▼

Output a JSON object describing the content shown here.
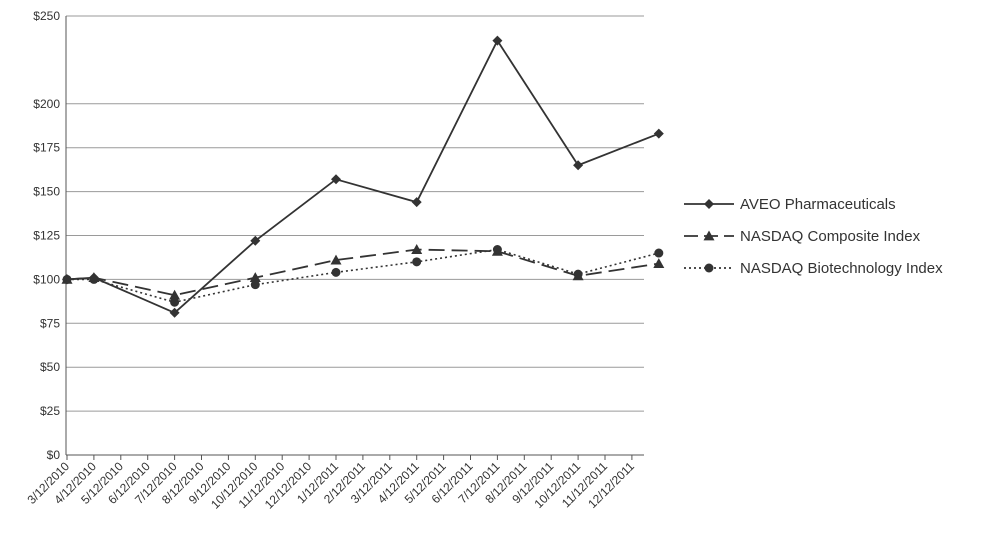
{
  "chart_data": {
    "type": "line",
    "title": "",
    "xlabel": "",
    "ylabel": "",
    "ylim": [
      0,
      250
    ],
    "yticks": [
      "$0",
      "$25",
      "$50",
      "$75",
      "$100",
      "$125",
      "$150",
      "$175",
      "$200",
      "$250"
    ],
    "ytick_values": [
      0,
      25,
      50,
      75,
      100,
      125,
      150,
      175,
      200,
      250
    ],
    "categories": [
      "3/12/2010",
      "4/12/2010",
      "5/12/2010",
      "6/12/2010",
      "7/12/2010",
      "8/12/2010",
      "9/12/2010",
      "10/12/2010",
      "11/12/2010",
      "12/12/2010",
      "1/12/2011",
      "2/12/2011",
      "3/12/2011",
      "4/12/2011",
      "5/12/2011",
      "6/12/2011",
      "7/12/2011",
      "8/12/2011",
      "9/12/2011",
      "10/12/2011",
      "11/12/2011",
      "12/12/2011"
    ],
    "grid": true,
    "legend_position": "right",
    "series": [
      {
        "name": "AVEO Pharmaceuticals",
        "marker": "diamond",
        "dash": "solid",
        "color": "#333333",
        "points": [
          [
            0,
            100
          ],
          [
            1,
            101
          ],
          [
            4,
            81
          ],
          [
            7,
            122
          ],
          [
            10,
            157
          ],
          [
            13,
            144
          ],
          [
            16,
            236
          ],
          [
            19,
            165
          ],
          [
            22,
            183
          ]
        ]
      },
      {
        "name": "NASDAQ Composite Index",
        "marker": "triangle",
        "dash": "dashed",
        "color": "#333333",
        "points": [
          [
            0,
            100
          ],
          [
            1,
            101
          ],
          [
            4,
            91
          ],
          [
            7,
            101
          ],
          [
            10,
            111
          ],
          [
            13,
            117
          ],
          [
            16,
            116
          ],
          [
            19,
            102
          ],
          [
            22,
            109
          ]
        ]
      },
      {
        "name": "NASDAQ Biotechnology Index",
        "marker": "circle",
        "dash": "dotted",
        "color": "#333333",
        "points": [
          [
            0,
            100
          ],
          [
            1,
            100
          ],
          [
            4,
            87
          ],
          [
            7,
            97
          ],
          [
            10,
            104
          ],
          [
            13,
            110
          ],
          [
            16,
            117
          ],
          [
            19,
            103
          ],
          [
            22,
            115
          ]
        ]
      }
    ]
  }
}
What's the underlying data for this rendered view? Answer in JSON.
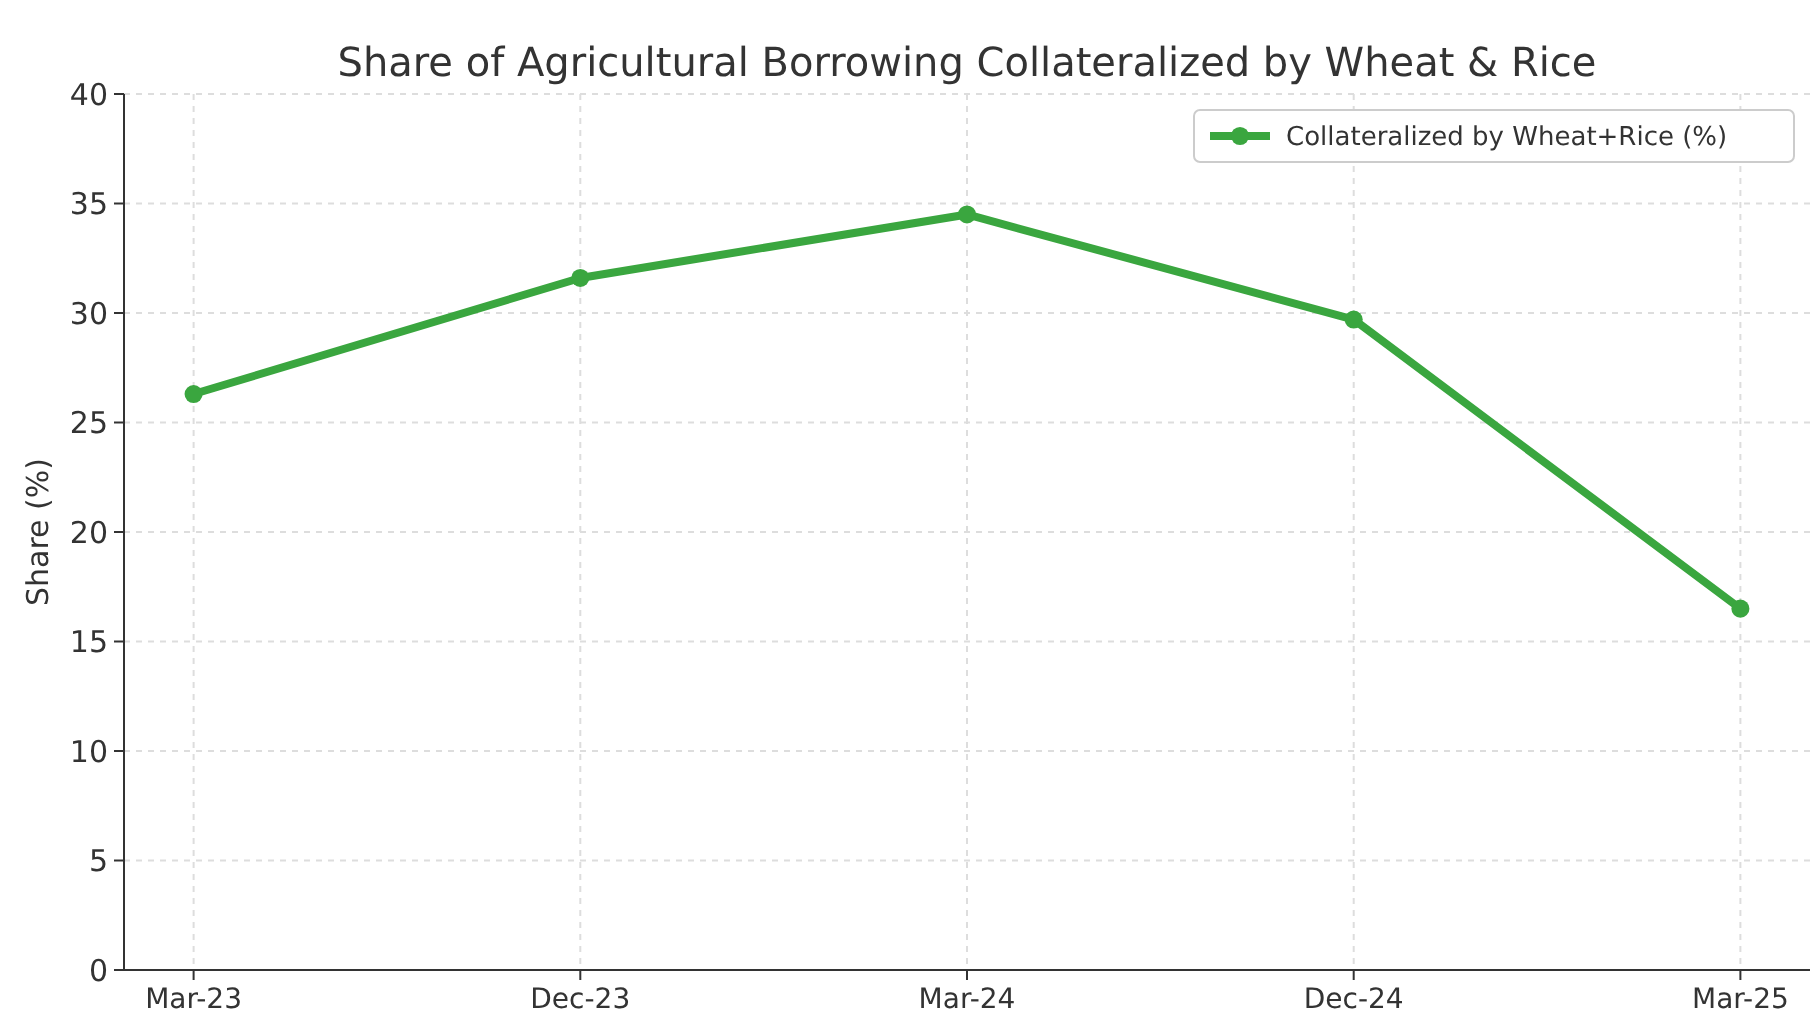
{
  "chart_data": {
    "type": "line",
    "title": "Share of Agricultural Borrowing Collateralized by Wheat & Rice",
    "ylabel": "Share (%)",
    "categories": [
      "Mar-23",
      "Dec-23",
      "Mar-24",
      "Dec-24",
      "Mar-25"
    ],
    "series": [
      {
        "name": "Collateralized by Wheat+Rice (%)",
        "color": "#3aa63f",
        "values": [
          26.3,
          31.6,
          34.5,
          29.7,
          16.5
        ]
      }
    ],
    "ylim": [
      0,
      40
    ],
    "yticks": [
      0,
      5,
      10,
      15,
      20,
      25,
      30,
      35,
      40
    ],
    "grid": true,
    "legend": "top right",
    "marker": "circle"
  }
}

▲

**Requirement**
Copy out each line of the data where the string "NASDAQ" appears.

**Task solution**
        "name": "NASDAQ Composite Index",
        "name": "NASDAQ Biotechnology Index",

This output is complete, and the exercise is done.